• _TESTO CITATO_:
3.2 – Lo stato della giurisprudenza. La sentenza a S.U. del 1994 ed i suoi precedenti.
Il contrasto giurisprudenziale sul tema (che, come s’e’ detto, e’ stato riscontrato sia dalla sentenza oggi impugnata, sia dall’ordinanza interlocutoria di rimessione alle S.U.) e’ diretta conseguenza della variegata elaborazione dottrinale finora descritta e si puo’ definire endemico alla giurisprudenza di legittimita’.
Le molteplici pronunzie susseguitesi sin dagli anni ‘80 del secolo scorso (tutte rese per fini diversi da quelli che oggi ci riguardano e, soprattutto, per risolvere problemi di competenza e di rito) evidenziano un primo orientamento che escludeva potersi individuare nell’ambito del rapporto di amministrazione un rapporto tra due distinti centri di interesse tra i quali avviene lo scambio di prestazioni, siccome l’ordinamento della societa’ per azioni e’ regolato in modo da attribuire all’amministratore-rappresentante le caratteristiche strutturali di organo, con esclusione dei connotati del rapporto inter-soggettivo della rappresentanza ordinaria.

• _COSA SI CHIEDE_:
**A.** Nel brano sulla giurisprudenza, da quando si sono susseguite le molteplici pronunzie?
**B.** Riporta, per favore, il passo del brano sulla giurisprudenza che comincia con "Le molteplici pronunzie" e prosegue fino a "della rappresentanza ordinaria.".
**C.** Elenca i singoli provvedimenti giudiziari nominati nel brano sulla giurisprudenza, senza contare i gruppi di pronunzie indicati al plurale.

• _MATERIALE ESTRATTO_:
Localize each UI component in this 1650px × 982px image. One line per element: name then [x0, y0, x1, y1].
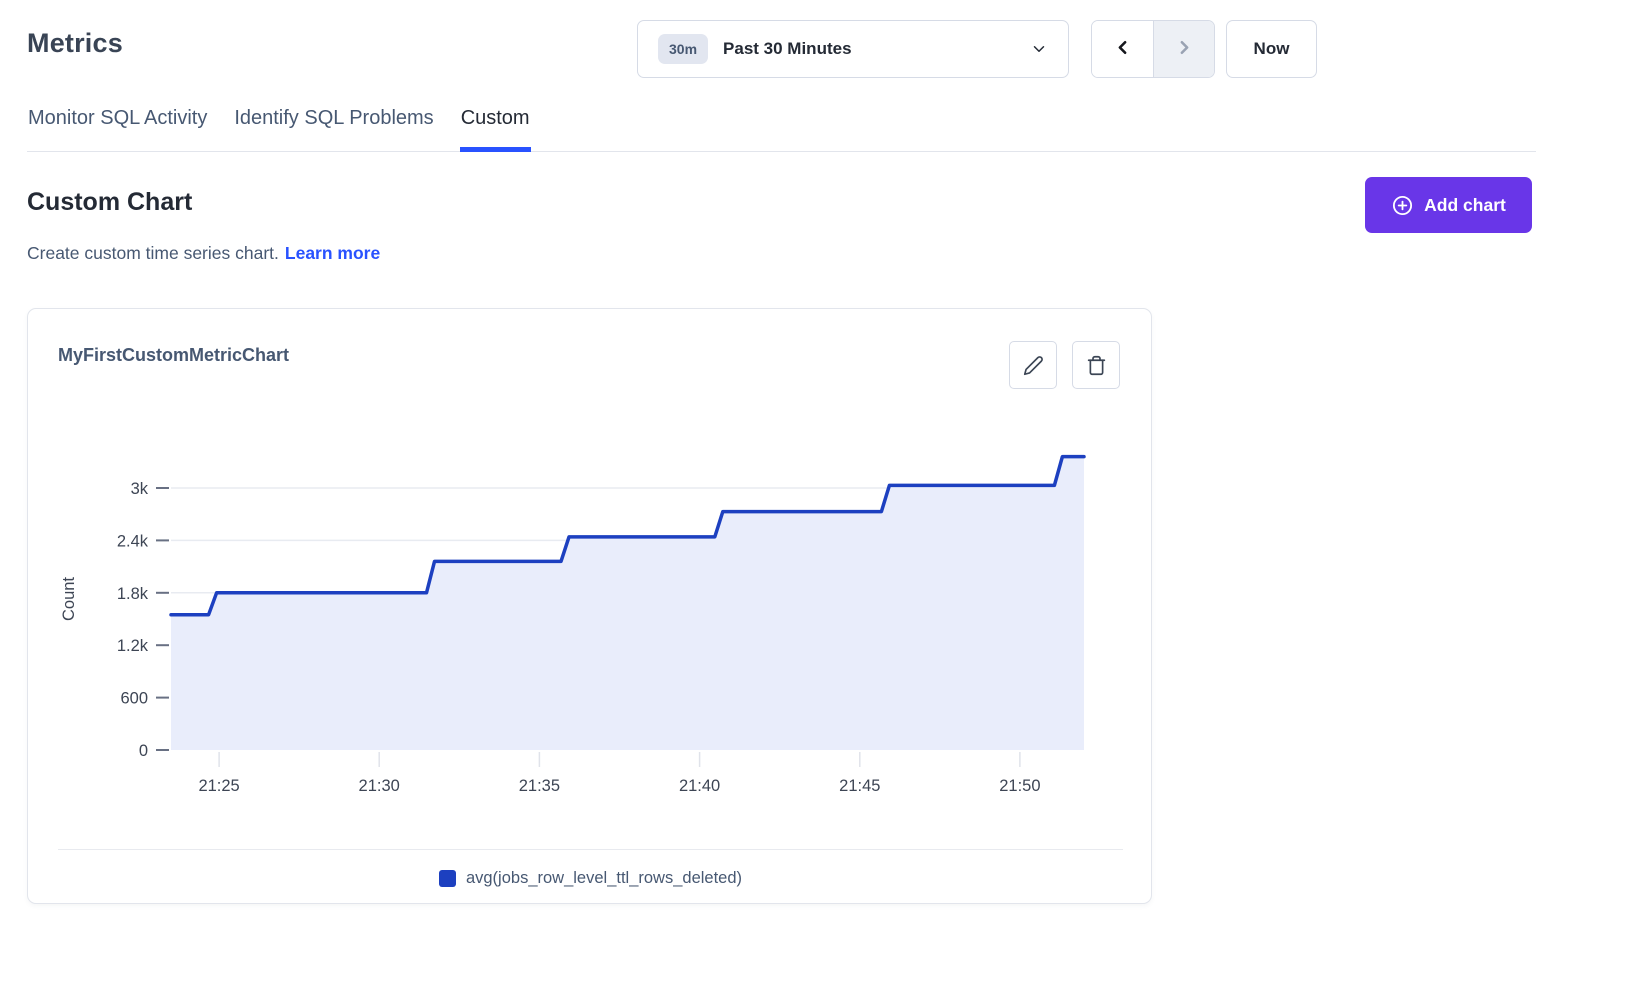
chart-legend: avg(jobs_row_level_ttl_rows_deleted) [28, 869, 1153, 888]
tab-identify-sql-problems[interactable]: Identify SQL Problems [233, 107, 434, 152]
add-chart-button[interactable]: Add chart [1365, 177, 1532, 233]
chevron-right-icon [1174, 37, 1195, 61]
next-time-button[interactable] [1153, 21, 1214, 77]
section-title: Custom Chart [27, 188, 192, 217]
time-window-label: Past 30 Minutes [723, 39, 852, 59]
learn-more-link[interactable]: Learn more [285, 243, 380, 263]
add-chart-label: Add chart [1424, 195, 1506, 216]
time-window-selector[interactable]: 30m Past 30 Minutes [637, 20, 1069, 78]
svg-text:21:25: 21:25 [198, 777, 239, 795]
svg-text:21:40: 21:40 [679, 777, 720, 795]
legend-swatch [439, 870, 456, 887]
tab-custom[interactable]: Custom [460, 107, 531, 152]
svg-text:21:30: 21:30 [359, 777, 400, 795]
time-window-badge: 30m [658, 34, 708, 64]
pencil-icon [1023, 355, 1044, 376]
chevron-left-icon [1112, 37, 1133, 61]
chevron-down-icon [1030, 40, 1048, 58]
legend-label: avg(jobs_row_level_ttl_rows_deleted) [466, 869, 742, 888]
tab-monitor-sql-activity[interactable]: Monitor SQL Activity [27, 107, 208, 152]
delete-chart-button[interactable] [1072, 341, 1120, 389]
time-nav-arrows [1091, 20, 1215, 78]
custom-chart-plot[interactable]: 0 600 1.2k 1.8k 2.4k 3k 21:25 21:30 21:35 21:40 21… [28, 417, 1128, 812]
legend-divider [58, 849, 1123, 850]
svg-text:1.8k: 1.8k [117, 585, 149, 603]
trash-icon [1086, 355, 1107, 376]
custom-chart-card: MyFirstCustomMetricChart 0 600 1.2k 1.8k 2.4… [27, 308, 1152, 904]
page-title: Metrics [27, 28, 123, 59]
svg-text:Count: Count [60, 577, 78, 621]
chart-title: MyFirstCustomMetricChart [58, 345, 289, 366]
svg-text:1.2k: 1.2k [117, 637, 149, 655]
svg-text:21:50: 21:50 [999, 777, 1040, 795]
plus-circle-icon [1391, 194, 1414, 217]
svg-text:21:45: 21:45 [839, 777, 880, 795]
now-button[interactable]: Now [1226, 20, 1317, 78]
svg-text:0: 0 [139, 742, 148, 760]
edit-chart-button[interactable] [1009, 341, 1057, 389]
metrics-tabs: Monitor SQL Activity Identify SQL Proble… [27, 99, 1536, 152]
section-description-text: Create custom time series chart. [27, 243, 279, 263]
svg-text:3k: 3k [131, 480, 149, 498]
svg-text:600: 600 [120, 690, 148, 708]
svg-text:2.4k: 2.4k [117, 532, 149, 550]
prev-time-button[interactable] [1092, 21, 1153, 77]
section-description: Create custom time series chart. Learn mo… [27, 243, 380, 264]
svg-text:21:35: 21:35 [519, 777, 560, 795]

• _RISPOSTE PER COMPITO_:
**A.** Sin dagli anni ‘80 del secolo scorso.

**B.**
Le molteplici pronunzie susseguitesi sin dagli anni ‘80 del secolo scorso (tutte rese per fini diversi da quelli che oggi ci riguardano e, soprattutto, per risolvere problemi di competenza e di rito) evidenziano un primo orientamento che escludeva potersi individuare nell’ambito del rapporto di amministrazione un rapporto tra due distinti centri di interesse tra i quali avviene lo scambio di prestazioni, siccome l’ordinamento della societa’ per azioni e’ regolato in modo da attribuire all’amministratore-rappresentante le caratteristiche strutturali di organo, con esclusione dei connotati del rapporto inter-soggettivo della rappresentanza ordinaria.

**C.**
- la sentenza a S.U. del 1994
- la sentenza oggi impugnata
- l'ordinanza interlocutoria di rimessione alle S.U.